[START Available data]

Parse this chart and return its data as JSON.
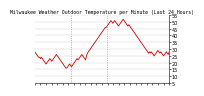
{
  "title": "Milwaukee Weather Outdoor Temperature per Minute (Last 24 Hours)",
  "line_color": "#cc0000",
  "bg_color": "#ffffff",
  "grid_color": "#cccccc",
  "vline_color": "#888888",
  "vline_positions": [
    0.27,
    0.54
  ],
  "ylim": [
    5,
    55
  ],
  "yticks": [
    5,
    10,
    15,
    20,
    25,
    30,
    35,
    40,
    45,
    50,
    55
  ],
  "x_points": [
    0,
    1,
    2,
    3,
    4,
    5,
    6,
    7,
    8,
    9,
    10,
    11,
    12,
    13,
    14,
    15,
    16,
    17,
    18,
    19,
    20,
    21,
    22,
    23,
    24,
    25,
    26,
    27,
    28,
    29,
    30,
    31,
    32,
    33,
    34,
    35,
    36,
    37,
    38,
    39,
    40,
    41,
    42,
    43,
    44,
    45,
    46,
    47,
    48,
    49,
    50,
    51,
    52,
    53,
    54,
    55,
    56,
    57,
    58,
    59,
    60,
    61,
    62,
    63,
    64,
    65,
    66,
    67,
    68,
    69,
    70,
    71,
    72,
    73,
    74,
    75,
    76,
    77,
    78,
    79,
    80,
    81,
    82,
    83,
    84,
    85,
    86,
    87,
    88,
    89,
    90,
    91,
    92,
    93,
    94,
    95,
    96,
    97,
    98,
    99,
    100,
    101,
    102,
    103,
    104,
    105,
    106,
    107,
    108,
    109,
    110,
    111,
    112,
    113,
    114,
    115,
    116,
    117,
    118,
    119,
    120,
    121,
    122,
    123,
    124,
    125,
    126,
    127,
    128,
    129,
    130,
    131,
    132,
    133,
    134,
    135,
    136,
    137,
    138,
    139,
    140,
    141,
    142,
    143
  ],
  "y_points": [
    28,
    27,
    26,
    25,
    24,
    24,
    23,
    24,
    23,
    22,
    21,
    20,
    19,
    20,
    21,
    22,
    23,
    22,
    21,
    22,
    23,
    24,
    25,
    26,
    25,
    24,
    23,
    22,
    21,
    20,
    19,
    18,
    17,
    16,
    16,
    17,
    18,
    19,
    18,
    17,
    18,
    19,
    20,
    21,
    22,
    23,
    22,
    23,
    24,
    25,
    26,
    25,
    24,
    23,
    22,
    25,
    27,
    28,
    29,
    30,
    31,
    32,
    33,
    34,
    35,
    36,
    37,
    38,
    39,
    40,
    41,
    42,
    43,
    44,
    45,
    46,
    46,
    47,
    48,
    49,
    50,
    51,
    50,
    49,
    50,
    51,
    50,
    49,
    48,
    47,
    48,
    49,
    50,
    51,
    52,
    51,
    50,
    49,
    48,
    47,
    48,
    47,
    46,
    45,
    44,
    43,
    42,
    41,
    40,
    39,
    38,
    37,
    36,
    35,
    34,
    33,
    32,
    31,
    30,
    29,
    28,
    27,
    28,
    27,
    28,
    27,
    26,
    25,
    26,
    27,
    28,
    29,
    28,
    27,
    28,
    27,
    26,
    25,
    26,
    27,
    28,
    27,
    26,
    28
  ],
  "num_xticks": 25,
  "title_fontsize": 3.5,
  "tick_fontsize": 3.5,
  "linewidth": 0.6
}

[END Available data]

** Work required **
Copy the entries above faithfully and omit every image.

** Answer to this exercise **
Parse this chart and return its data as JSON.
{
  "title": "Milwaukee Weather Outdoor Temperature per Minute (Last 24 Hours)",
  "line_color": "#cc0000",
  "bg_color": "#ffffff",
  "grid_color": "#cccccc",
  "vline_color": "#888888",
  "vline_positions": [
    0.27,
    0.54
  ],
  "ylim": [
    5,
    55
  ],
  "yticks": [
    5,
    10,
    15,
    20,
    25,
    30,
    35,
    40,
    45,
    50,
    55
  ],
  "x_points": [
    0,
    1,
    2,
    3,
    4,
    5,
    6,
    7,
    8,
    9,
    10,
    11,
    12,
    13,
    14,
    15,
    16,
    17,
    18,
    19,
    20,
    21,
    22,
    23,
    24,
    25,
    26,
    27,
    28,
    29,
    30,
    31,
    32,
    33,
    34,
    35,
    36,
    37,
    38,
    39,
    40,
    41,
    42,
    43,
    44,
    45,
    46,
    47,
    48,
    49,
    50,
    51,
    52,
    53,
    54,
    55,
    56,
    57,
    58,
    59,
    60,
    61,
    62,
    63,
    64,
    65,
    66,
    67,
    68,
    69,
    70,
    71,
    72,
    73,
    74,
    75,
    76,
    77,
    78,
    79,
    80,
    81,
    82,
    83,
    84,
    85,
    86,
    87,
    88,
    89,
    90,
    91,
    92,
    93,
    94,
    95,
    96,
    97,
    98,
    99,
    100,
    101,
    102,
    103,
    104,
    105,
    106,
    107,
    108,
    109,
    110,
    111,
    112,
    113,
    114,
    115,
    116,
    117,
    118,
    119,
    120,
    121,
    122,
    123,
    124,
    125,
    126,
    127,
    128,
    129,
    130,
    131,
    132,
    133,
    134,
    135,
    136,
    137,
    138,
    139,
    140,
    141,
    142,
    143
  ],
  "y_points": [
    28,
    27,
    26,
    25,
    24,
    24,
    23,
    24,
    23,
    22,
    21,
    20,
    19,
    20,
    21,
    22,
    23,
    22,
    21,
    22,
    23,
    24,
    25,
    26,
    25,
    24,
    23,
    22,
    21,
    20,
    19,
    18,
    17,
    16,
    16,
    17,
    18,
    19,
    18,
    17,
    18,
    19,
    20,
    21,
    22,
    23,
    22,
    23,
    24,
    25,
    26,
    25,
    24,
    23,
    22,
    25,
    27,
    28,
    29,
    30,
    31,
    32,
    33,
    34,
    35,
    36,
    37,
    38,
    39,
    40,
    41,
    42,
    43,
    44,
    45,
    46,
    46,
    47,
    48,
    49,
    50,
    51,
    50,
    49,
    50,
    51,
    50,
    49,
    48,
    47,
    48,
    49,
    50,
    51,
    52,
    51,
    50,
    49,
    48,
    47,
    48,
    47,
    46,
    45,
    44,
    43,
    42,
    41,
    40,
    39,
    38,
    37,
    36,
    35,
    34,
    33,
    32,
    31,
    30,
    29,
    28,
    27,
    28,
    27,
    28,
    27,
    26,
    25,
    26,
    27,
    28,
    29,
    28,
    27,
    28,
    27,
    26,
    25,
    26,
    27,
    28,
    27,
    26,
    28
  ],
  "num_xticks": 25,
  "title_fontsize": 3.5,
  "tick_fontsize": 3.5,
  "linewidth": 0.6
}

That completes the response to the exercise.